— START OF RECORD EXCERPTS —

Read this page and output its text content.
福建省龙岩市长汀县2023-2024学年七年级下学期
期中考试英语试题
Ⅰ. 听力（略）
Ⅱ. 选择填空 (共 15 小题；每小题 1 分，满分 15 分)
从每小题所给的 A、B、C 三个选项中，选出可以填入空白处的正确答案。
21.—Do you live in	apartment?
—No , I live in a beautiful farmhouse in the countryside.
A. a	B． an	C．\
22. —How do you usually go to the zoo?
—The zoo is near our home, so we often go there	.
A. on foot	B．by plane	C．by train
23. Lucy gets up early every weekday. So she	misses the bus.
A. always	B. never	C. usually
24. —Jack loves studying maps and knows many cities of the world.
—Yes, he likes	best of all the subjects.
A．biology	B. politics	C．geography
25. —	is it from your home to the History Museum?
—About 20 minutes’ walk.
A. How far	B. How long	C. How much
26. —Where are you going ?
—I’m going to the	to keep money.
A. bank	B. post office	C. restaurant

— END OF RECORD EXCERPTS —
— START OF RECORD EXCERPTS —

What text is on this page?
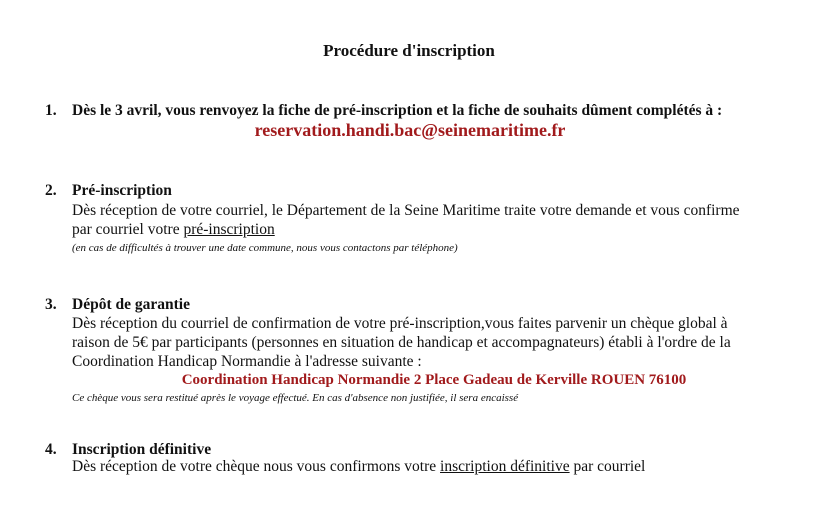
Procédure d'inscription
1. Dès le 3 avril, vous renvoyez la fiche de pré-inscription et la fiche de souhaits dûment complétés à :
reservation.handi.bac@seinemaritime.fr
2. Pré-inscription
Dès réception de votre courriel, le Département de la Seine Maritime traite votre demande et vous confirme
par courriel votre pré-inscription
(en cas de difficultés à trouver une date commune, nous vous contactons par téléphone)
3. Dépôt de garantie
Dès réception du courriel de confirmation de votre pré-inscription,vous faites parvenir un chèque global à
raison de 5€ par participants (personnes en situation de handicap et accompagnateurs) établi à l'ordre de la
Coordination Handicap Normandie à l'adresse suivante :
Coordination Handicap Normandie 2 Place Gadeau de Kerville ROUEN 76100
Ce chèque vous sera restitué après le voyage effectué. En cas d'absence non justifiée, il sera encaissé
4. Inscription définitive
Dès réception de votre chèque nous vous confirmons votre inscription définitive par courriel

— END OF RECORD EXCERPTS —

▶ JOB
From the listing above, collect each line in which the string "chèque" appears.

▶ EXPECTED ANSWER
Dès réception du courriel de confirmation de votre pré-inscription,vous faites parvenir un chèque global à
Ce chèque vous sera restitué après le voyage effectué. En cas d'absence non justifiée, il sera encaissé
Dès réception de votre chèque nous vous confirmons votre inscription définitive par courriel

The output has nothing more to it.